**INFORMATION SUPPLIED:**
* start *

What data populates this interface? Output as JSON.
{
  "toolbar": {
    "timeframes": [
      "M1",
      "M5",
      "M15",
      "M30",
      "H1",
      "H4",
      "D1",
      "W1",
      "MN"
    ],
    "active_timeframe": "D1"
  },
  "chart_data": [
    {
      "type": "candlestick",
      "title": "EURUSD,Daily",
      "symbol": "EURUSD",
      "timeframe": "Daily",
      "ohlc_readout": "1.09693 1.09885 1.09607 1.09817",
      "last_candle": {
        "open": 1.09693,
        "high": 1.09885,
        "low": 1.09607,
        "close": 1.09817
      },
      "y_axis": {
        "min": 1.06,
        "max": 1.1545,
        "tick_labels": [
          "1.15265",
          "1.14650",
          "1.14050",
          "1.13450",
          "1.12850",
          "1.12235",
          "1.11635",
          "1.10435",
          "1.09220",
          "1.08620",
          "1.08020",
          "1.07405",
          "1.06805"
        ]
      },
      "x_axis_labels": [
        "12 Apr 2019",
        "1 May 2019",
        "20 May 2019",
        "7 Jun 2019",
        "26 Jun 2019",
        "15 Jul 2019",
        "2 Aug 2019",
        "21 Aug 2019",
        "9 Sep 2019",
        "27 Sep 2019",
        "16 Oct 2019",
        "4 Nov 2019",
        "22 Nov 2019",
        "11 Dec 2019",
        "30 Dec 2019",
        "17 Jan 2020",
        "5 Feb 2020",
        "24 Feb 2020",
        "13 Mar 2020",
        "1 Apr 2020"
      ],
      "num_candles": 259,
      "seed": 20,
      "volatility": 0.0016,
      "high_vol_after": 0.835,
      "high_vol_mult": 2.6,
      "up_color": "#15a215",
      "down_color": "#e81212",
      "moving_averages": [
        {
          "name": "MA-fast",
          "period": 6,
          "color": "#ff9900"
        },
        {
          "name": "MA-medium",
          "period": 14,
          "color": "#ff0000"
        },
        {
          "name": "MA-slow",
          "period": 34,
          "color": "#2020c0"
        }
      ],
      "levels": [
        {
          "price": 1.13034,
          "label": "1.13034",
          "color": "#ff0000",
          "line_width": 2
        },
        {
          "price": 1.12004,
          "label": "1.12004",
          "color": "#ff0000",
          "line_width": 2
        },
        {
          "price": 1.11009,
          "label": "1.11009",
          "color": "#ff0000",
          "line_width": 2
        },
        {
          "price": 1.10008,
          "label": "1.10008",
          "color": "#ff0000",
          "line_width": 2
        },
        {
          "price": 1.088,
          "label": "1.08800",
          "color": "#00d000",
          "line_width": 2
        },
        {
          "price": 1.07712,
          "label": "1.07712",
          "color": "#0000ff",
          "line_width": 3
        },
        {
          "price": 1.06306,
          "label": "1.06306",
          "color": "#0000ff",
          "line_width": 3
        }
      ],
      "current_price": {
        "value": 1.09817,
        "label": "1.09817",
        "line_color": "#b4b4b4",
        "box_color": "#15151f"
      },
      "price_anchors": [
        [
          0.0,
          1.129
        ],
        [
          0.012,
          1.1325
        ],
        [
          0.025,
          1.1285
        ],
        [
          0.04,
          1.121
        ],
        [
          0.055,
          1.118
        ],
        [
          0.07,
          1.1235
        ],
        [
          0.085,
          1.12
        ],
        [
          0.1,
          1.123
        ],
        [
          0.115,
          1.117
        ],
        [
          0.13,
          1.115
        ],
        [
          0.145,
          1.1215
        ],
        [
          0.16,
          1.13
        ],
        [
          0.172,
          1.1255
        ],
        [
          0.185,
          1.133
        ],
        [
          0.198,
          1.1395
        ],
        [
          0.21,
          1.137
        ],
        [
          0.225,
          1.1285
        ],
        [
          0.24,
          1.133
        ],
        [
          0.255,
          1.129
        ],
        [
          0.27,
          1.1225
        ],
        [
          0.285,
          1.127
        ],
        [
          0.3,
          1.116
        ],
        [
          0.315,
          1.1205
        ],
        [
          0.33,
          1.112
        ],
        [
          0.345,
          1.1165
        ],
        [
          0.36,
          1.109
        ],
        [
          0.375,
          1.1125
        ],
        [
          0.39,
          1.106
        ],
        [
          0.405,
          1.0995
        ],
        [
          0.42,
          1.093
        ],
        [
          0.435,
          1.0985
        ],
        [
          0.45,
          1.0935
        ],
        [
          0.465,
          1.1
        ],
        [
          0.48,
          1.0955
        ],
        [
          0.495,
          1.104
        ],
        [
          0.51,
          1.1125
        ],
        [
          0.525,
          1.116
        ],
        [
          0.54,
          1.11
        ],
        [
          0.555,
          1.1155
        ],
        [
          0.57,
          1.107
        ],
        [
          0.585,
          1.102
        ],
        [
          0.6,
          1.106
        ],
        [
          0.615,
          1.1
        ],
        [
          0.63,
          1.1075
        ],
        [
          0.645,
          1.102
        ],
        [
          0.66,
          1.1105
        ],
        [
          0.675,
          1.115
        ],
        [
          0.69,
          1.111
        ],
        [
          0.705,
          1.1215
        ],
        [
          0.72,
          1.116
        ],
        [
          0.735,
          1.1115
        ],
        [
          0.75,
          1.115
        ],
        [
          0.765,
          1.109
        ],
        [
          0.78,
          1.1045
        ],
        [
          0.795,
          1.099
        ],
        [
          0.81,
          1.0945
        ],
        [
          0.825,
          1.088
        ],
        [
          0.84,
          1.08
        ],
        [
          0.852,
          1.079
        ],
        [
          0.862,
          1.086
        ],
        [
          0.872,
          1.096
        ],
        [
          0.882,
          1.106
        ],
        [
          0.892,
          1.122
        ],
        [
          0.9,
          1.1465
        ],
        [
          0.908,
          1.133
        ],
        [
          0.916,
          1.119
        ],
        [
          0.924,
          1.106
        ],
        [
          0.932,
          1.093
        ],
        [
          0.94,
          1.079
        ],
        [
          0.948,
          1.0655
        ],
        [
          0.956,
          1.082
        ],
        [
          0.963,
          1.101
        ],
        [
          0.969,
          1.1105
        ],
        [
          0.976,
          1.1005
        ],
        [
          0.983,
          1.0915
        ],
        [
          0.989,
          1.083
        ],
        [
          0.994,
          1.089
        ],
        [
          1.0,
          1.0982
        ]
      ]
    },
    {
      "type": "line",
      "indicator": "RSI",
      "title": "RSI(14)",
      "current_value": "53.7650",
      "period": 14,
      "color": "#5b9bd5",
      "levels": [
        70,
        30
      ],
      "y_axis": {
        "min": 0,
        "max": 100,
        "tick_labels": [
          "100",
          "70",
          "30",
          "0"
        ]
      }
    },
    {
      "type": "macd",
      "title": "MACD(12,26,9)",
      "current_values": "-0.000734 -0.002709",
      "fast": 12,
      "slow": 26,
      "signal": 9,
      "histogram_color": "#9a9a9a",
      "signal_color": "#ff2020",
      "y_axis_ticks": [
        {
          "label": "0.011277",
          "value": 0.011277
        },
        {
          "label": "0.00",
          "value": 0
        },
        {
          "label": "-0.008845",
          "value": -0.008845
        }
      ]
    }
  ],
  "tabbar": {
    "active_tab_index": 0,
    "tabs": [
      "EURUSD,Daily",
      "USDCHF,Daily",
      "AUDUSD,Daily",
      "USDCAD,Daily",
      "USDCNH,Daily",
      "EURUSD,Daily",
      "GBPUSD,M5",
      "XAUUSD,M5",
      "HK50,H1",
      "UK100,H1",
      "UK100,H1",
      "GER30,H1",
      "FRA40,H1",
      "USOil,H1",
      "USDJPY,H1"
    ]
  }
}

* end *

**WORK INSTRUCTIONS:** Write out every record, exactly as written.

**ANSWER TO THIS PROBLEM:**
What data populates this interface? Output as JSON.
{
  "toolbar": {
    "timeframes": [
      "M1",
      "M5",
      "M15",
      "M30",
      "H1",
      "H4",
      "D1",
      "W1",
      "MN"
    ],
    "active_timeframe": "D1"
  },
  "chart_data": [
    {
      "type": "candlestick",
      "title": "EURUSD,Daily",
      "symbol": "EURUSD",
      "timeframe": "Daily",
      "ohlc_readout": "1.09693 1.09885 1.09607 1.09817",
      "last_candle": {
        "open": 1.09693,
        "high": 1.09885,
        "low": 1.09607,
        "close": 1.09817
      },
      "y_axis": {
        "min": 1.06,
        "max": 1.1545,
        "tick_labels": [
          "1.15265",
          "1.14650",
          "1.14050",
          "1.13450",
          "1.12850",
          "1.12235",
          "1.11635",
          "1.10435",
          "1.09220",
          "1.08620",
          "1.08020",
          "1.07405",
          "1.06805"
        ]
      },
      "x_axis_labels": [
        "12 Apr 2019",
        "1 May 2019",
        "20 May 2019",
        "7 Jun 2019",
        "26 Jun 2019",
        "15 Jul 2019",
        "2 Aug 2019",
        "21 Aug 2019",
        "9 Sep 2019",
        "27 Sep 2019",
        "16 Oct 2019",
        "4 Nov 2019",
        "22 Nov 2019",
        "11 Dec 2019",
        "30 Dec 2019",
        "17 Jan 2020",
        "5 Feb 2020",
        "24 Feb 2020",
        "13 Mar 2020",
        "1 Apr 2020"
      ],
      "num_candles": 259,
      "seed": 20,
      "volatility": 0.0016,
      "high_vol_after": 0.835,
      "high_vol_mult": 2.6,
      "up_color": "#15a215",
      "down_color": "#e81212",
      "moving_averages": [
        {
          "name": "MA-fast",
          "period": 6,
          "color": "#ff9900"
        },
        {
          "name": "MA-medium",
          "period": 14,
          "color": "#ff0000"
        },
        {
          "name": "MA-slow",
          "period": 34,
          "color": "#2020c0"
        }
      ],
      "levels": [
        {
          "price": 1.13034,
          "label": "1.13034",
          "color": "#ff0000",
          "line_width": 2
        },
        {
          "price": 1.12004,
          "label": "1.12004",
          "color": "#ff0000",
          "line_width": 2
        },
        {
          "price": 1.11009,
          "label": "1.11009",
          "color": "#ff0000",
          "line_width": 2
        },
        {
          "price": 1.10008,
          "label": "1.10008",
          "color": "#ff0000",
          "line_width": 2
        },
        {
          "price": 1.088,
          "label": "1.08800",
          "color": "#00d000",
          "line_width": 2
        },
        {
          "price": 1.07712,
          "label": "1.07712",
          "color": "#0000ff",
          "line_width": 3
        },
        {
          "price": 1.06306,
          "label": "1.06306",
          "color": "#0000ff",
          "line_width": 3
        }
      ],
      "current_price": {
        "value": 1.09817,
        "label": "1.09817",
        "line_color": "#b4b4b4",
        "box_color": "#15151f"
      },
      "price_anchors": [
        [
          0.0,
          1.129
        ],
        [
          0.012,
          1.1325
        ],
        [
          0.025,
          1.1285
        ],
        [
          0.04,
          1.121
        ],
        [
          0.055,
          1.118
        ],
        [
          0.07,
          1.1235
        ],
        [
          0.085,
          1.12
        ],
        [
          0.1,
          1.123
        ],
        [
          0.115,
          1.117
        ],
        [
          0.13,
          1.115
        ],
        [
          0.145,
          1.1215
        ],
        [
          0.16,
          1.13
        ],
        [
          0.172,
          1.1255
        ],
        [
          0.185,
          1.133
        ],
        [
          0.198,
          1.1395
        ],
        [
          0.21,
          1.137
        ],
        [
          0.225,
          1.1285
        ],
        [
          0.24,
          1.133
        ],
        [
          0.255,
          1.129
        ],
        [
          0.27,
          1.1225
        ],
        [
          0.285,
          1.127
        ],
        [
          0.3,
          1.116
        ],
        [
          0.315,
          1.1205
        ],
        [
          0.33,
          1.112
        ],
        [
          0.345,
          1.1165
        ],
        [
          0.36,
          1.109
        ],
        [
          0.375,
          1.1125
        ],
        [
          0.39,
          1.106
        ],
        [
          0.405,
          1.0995
        ],
        [
          0.42,
          1.093
        ],
        [
          0.435,
          1.0985
        ],
        [
          0.45,
          1.0935
        ],
        [
          0.465,
          1.1
        ],
        [
          0.48,
          1.0955
        ],
        [
          0.495,
          1.104
        ],
        [
          0.51,
          1.1125
        ],
        [
          0.525,
          1.116
        ],
        [
          0.54,
          1.11
        ],
        [
          0.555,
          1.1155
        ],
        [
          0.57,
          1.107
        ],
        [
          0.585,
          1.102
        ],
        [
          0.6,
          1.106
        ],
        [
          0.615,
          1.1
        ],
        [
          0.63,
          1.1075
        ],
        [
          0.645,
          1.102
        ],
        [
          0.66,
          1.1105
        ],
        [
          0.675,
          1.115
        ],
        [
          0.69,
          1.111
        ],
        [
          0.705,
          1.1215
        ],
        [
          0.72,
          1.116
        ],
        [
          0.735,
          1.1115
        ],
        [
          0.75,
          1.115
        ],
        [
          0.765,
          1.109
        ],
        [
          0.78,
          1.1045
        ],
        [
          0.795,
          1.099
        ],
        [
          0.81,
          1.0945
        ],
        [
          0.825,
          1.088
        ],
        [
          0.84,
          1.08
        ],
        [
          0.852,
          1.079
        ],
        [
          0.862,
          1.086
        ],
        [
          0.872,
          1.096
        ],
        [
          0.882,
          1.106
        ],
        [
          0.892,
          1.122
        ],
        [
          0.9,
          1.1465
        ],
        [
          0.908,
          1.133
        ],
        [
          0.916,
          1.119
        ],
        [
          0.924,
          1.106
        ],
        [
          0.932,
          1.093
        ],
        [
          0.94,
          1.079
        ],
        [
          0.948,
          1.0655
        ],
        [
          0.956,
          1.082
        ],
        [
          0.963,
          1.101
        ],
        [
          0.969,
          1.1105
        ],
        [
          0.976,
          1.1005
        ],
        [
          0.983,
          1.0915
        ],
        [
          0.989,
          1.083
        ],
        [
          0.994,
          1.089
        ],
        [
          1.0,
          1.0982
        ]
      ]
    },
    {
      "type": "line",
      "indicator": "RSI",
      "title": "RSI(14)",
      "current_value": "53.7650",
      "period": 14,
      "color": "#5b9bd5",
      "levels": [
        70,
        30
      ],
      "y_axis": {
        "min": 0,
        "max": 100,
        "tick_labels": [
          "100",
          "70",
          "30",
          "0"
        ]
      }
    },
    {
      "type": "macd",
      "title": "MACD(12,26,9)",
      "current_values": "-0.000734 -0.002709",
      "fast": 12,
      "slow": 26,
      "signal": 9,
      "histogram_color": "#9a9a9a",
      "signal_color": "#ff2020",
      "y_axis_ticks": [
        {
          "label": "0.011277",
          "value": 0.011277
        },
        {
          "label": "0.00",
          "value": 0
        },
        {
          "label": "-0.008845",
          "value": -0.008845
        }
      ]
    }
  ],
  "tabbar": {
    "active_tab_index": 0,
    "tabs": [
      "EURUSD,Daily",
      "USDCHF,Daily",
      "AUDUSD,Daily",
      "USDCAD,Daily",
      "USDCNH,Daily",
      "EURUSD,Daily",
      "GBPUSD,M5",
      "XAUUSD,M5",
      "HK50,H1",
      "UK100,H1",
      "UK100,H1",
      "GER30,H1",
      "FRA40,H1",
      "USOil,H1",
      "USDJPY,H1"
    ]
  }
}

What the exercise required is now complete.